[Written exercise]
Retype each line exactly. Skip images.

[Extracted records]
....................

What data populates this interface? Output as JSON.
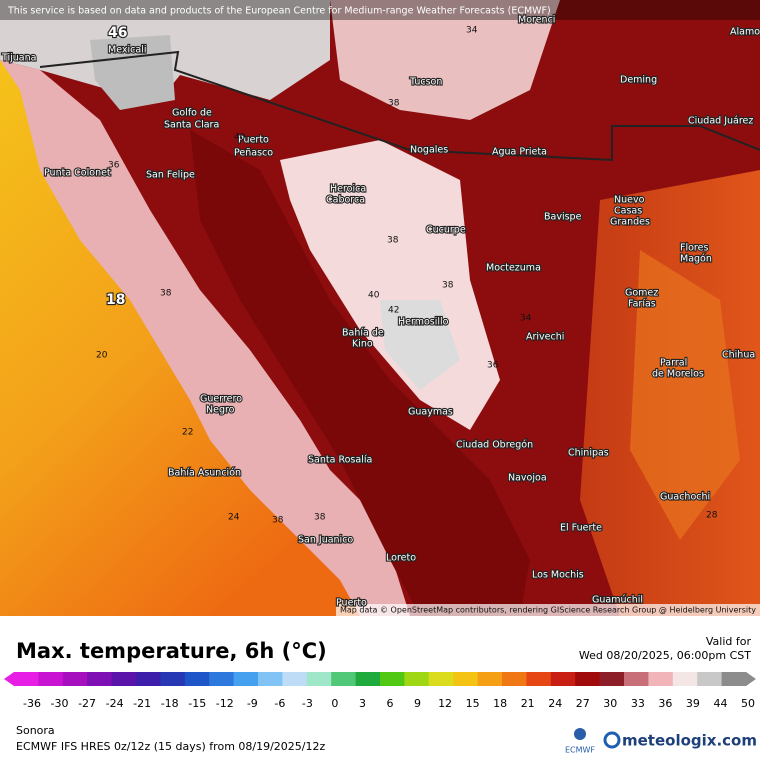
{
  "map": {
    "notice": "This service is based on data and products of the European Centre for Medium-range Weather Forecasts (ECMWF)",
    "attribution": "Map data © OpenStreetMap contributors, rendering GIScience Research Group @ Heidelberg University",
    "cities": [
      "Tijuana",
      "Mexicali",
      "Golfo de",
      "Santa Clara",
      "Puerto",
      "Peñasco",
      "Tucson",
      "Deming",
      "Ciudad Juárez",
      "Alamo",
      "Morenci",
      "Nogales",
      "Agua Prieta",
      "San Felipe",
      "Punta Colonet",
      "Heroica",
      "Caborca",
      "Cucurpe",
      "Bavispe",
      "Nuevo",
      "Casas",
      "Grandes",
      "Flores",
      "Magón",
      "Moctezuma",
      "Gomez",
      "Farías",
      "Hermosillo",
      "Bahía de",
      "Kino",
      "Arivechi",
      "Chihua",
      "Parral",
      "de Morelos",
      "Guerrero",
      "Negro",
      "Guaymas",
      "Ciudad Obregón",
      "Chinipas",
      "Santa Rosalía",
      "Navojoa",
      "Bahía Asunción",
      "Guachochi",
      "El Fuerte",
      "San Juanico",
      "Loreto",
      "Los Mochis",
      "Guamúchil",
      "Puerto"
    ],
    "contour_labels": [
      "46",
      "38",
      "40",
      "36",
      "18",
      "20",
      "38",
      "40",
      "42",
      "38",
      "38",
      "36",
      "34",
      "24",
      "38",
      "34",
      "22",
      "38",
      "28"
    ]
  },
  "legend": {
    "title": "Max. temperature, 6h (°C)",
    "valid_label": "Valid for",
    "valid_time": "Wed 08/20/2025, 06:00pm CST",
    "ticks": [
      -36,
      -30,
      -27,
      -24,
      -21,
      -18,
      -15,
      -12,
      -9,
      -6,
      -3,
      0,
      3,
      6,
      9,
      12,
      15,
      18,
      21,
      24,
      27,
      30,
      33,
      36,
      39,
      44,
      50
    ]
  },
  "footer": {
    "region": "Sonora",
    "model": "ECMWF IFS HRES 0z/12z (15 days) from 08/19/2025/12z",
    "ecmwf": "ECMWF",
    "brand": "meteologix.com"
  }
}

....................

[Solution to the problem]
What data populates this interface? Output as JSON.
{
  "map": {
    "notice": "This service is based on data and products of the European Centre for Medium-range Weather Forecasts (ECMWF)",
    "attribution": "Map data © OpenStreetMap contributors, rendering GIScience Research Group @ Heidelberg University",
    "cities": [
      "Tijuana",
      "Mexicali",
      "Golfo de",
      "Santa Clara",
      "Puerto",
      "Peñasco",
      "Tucson",
      "Deming",
      "Ciudad Juárez",
      "Alamo",
      "Morenci",
      "Nogales",
      "Agua Prieta",
      "San Felipe",
      "Punta Colonet",
      "Heroica",
      "Caborca",
      "Cucurpe",
      "Bavispe",
      "Nuevo",
      "Casas",
      "Grandes",
      "Flores",
      "Magón",
      "Moctezuma",
      "Gomez",
      "Farías",
      "Hermosillo",
      "Bahía de",
      "Kino",
      "Arivechi",
      "Chihua",
      "Parral",
      "de Morelos",
      "Guerrero",
      "Negro",
      "Guaymas",
      "Ciudad Obregón",
      "Chinipas",
      "Santa Rosalía",
      "Navojoa",
      "Bahía Asunción",
      "Guachochi",
      "El Fuerte",
      "San Juanico",
      "Loreto",
      "Los Mochis",
      "Guamúchil",
      "Puerto"
    ],
    "contour_labels": [
      "46",
      "38",
      "40",
      "36",
      "18",
      "20",
      "38",
      "40",
      "42",
      "38",
      "38",
      "36",
      "34",
      "24",
      "38",
      "34",
      "22",
      "38",
      "28"
    ]
  },
  "legend": {
    "title": "Max. temperature, 6h (°C)",
    "valid_label": "Valid for",
    "valid_time": "Wed 08/20/2025, 06:00pm CST",
    "ticks": [
      -36,
      -30,
      -27,
      -24,
      -21,
      -18,
      -15,
      -12,
      -9,
      -6,
      -3,
      0,
      3,
      6,
      9,
      12,
      15,
      18,
      21,
      24,
      27,
      30,
      33,
      36,
      39,
      44,
      50
    ]
  },
  "footer": {
    "region": "Sonora",
    "model": "ECMWF IFS HRES 0z/12z (15 days) from 08/19/2025/12z",
    "ecmwf": "ECMWF",
    "brand": "meteologix.com"
  }
}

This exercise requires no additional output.